> [DIRECTIVE]:
Copy out all lines that carry the word "values".
--- begin ---
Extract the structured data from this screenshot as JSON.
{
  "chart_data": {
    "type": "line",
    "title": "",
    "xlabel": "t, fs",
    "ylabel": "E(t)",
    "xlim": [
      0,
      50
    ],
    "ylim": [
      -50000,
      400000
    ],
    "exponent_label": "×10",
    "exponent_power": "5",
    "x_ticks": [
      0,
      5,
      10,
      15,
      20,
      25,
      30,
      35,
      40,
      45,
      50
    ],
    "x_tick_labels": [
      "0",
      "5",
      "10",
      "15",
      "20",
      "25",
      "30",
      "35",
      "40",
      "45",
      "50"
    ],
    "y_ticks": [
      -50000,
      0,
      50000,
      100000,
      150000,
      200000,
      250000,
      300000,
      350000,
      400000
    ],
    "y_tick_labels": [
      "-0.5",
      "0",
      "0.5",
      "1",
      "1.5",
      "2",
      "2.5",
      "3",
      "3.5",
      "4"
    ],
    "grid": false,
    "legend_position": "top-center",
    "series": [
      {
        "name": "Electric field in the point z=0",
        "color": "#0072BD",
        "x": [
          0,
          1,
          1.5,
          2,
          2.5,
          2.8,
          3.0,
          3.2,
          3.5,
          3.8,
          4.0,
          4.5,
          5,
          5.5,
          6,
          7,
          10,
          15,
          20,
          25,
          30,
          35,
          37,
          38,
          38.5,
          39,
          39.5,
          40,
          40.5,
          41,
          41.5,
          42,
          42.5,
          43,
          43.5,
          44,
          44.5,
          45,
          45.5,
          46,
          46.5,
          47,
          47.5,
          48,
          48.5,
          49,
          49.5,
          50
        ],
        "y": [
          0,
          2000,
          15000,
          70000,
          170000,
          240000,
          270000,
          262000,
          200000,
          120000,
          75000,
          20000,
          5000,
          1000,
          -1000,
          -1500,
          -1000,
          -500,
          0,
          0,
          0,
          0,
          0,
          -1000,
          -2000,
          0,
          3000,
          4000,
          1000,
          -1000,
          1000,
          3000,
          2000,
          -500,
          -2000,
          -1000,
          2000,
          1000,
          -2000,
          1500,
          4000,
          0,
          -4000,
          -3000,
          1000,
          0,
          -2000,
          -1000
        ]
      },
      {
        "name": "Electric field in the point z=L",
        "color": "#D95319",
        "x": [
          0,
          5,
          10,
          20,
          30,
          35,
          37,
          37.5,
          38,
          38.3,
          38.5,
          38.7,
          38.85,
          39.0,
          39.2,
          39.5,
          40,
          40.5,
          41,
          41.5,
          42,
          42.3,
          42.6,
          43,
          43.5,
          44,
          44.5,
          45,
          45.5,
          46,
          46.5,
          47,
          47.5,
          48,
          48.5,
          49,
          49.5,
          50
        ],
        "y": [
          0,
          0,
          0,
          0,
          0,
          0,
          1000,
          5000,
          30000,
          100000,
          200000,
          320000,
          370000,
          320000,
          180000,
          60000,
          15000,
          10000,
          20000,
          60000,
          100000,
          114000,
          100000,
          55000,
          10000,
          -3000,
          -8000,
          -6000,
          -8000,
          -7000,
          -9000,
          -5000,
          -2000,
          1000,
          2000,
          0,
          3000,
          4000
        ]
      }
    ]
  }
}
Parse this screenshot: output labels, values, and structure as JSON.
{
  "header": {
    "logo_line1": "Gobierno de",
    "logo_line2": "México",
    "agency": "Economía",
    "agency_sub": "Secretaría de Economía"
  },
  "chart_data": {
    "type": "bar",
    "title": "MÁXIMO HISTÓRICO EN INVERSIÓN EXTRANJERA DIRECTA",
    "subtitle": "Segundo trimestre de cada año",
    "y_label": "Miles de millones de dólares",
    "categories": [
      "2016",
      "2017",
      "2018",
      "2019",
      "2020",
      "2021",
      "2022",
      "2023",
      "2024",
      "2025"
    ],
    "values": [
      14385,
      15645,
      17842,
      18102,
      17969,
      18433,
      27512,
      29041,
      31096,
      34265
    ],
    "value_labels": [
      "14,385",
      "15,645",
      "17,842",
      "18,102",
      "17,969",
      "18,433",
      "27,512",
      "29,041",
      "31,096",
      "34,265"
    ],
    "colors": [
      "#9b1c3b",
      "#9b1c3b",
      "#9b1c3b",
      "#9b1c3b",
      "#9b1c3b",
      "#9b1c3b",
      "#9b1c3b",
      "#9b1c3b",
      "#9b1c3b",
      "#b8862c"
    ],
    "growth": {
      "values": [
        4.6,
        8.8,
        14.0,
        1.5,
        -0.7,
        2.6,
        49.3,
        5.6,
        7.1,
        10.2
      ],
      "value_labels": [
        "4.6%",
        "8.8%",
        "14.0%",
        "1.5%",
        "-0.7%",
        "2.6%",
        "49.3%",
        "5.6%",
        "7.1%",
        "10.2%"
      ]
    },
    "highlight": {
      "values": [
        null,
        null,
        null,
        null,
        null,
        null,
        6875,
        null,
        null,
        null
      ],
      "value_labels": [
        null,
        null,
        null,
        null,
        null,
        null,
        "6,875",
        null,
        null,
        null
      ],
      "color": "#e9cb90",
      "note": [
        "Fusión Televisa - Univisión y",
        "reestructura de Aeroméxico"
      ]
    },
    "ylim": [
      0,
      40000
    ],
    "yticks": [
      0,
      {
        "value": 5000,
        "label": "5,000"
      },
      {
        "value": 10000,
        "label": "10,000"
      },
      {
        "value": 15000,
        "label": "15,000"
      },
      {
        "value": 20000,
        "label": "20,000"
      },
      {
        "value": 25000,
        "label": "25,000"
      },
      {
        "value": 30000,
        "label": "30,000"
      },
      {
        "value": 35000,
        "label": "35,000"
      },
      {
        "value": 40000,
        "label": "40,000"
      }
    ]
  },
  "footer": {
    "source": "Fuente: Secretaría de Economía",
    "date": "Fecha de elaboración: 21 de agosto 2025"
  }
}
--- end ---
> [COMPLETE OUTPUT]:
Parse this screenshot: output labels, values, and structure as JSON.
    "values": [
      "values": [
      "values": [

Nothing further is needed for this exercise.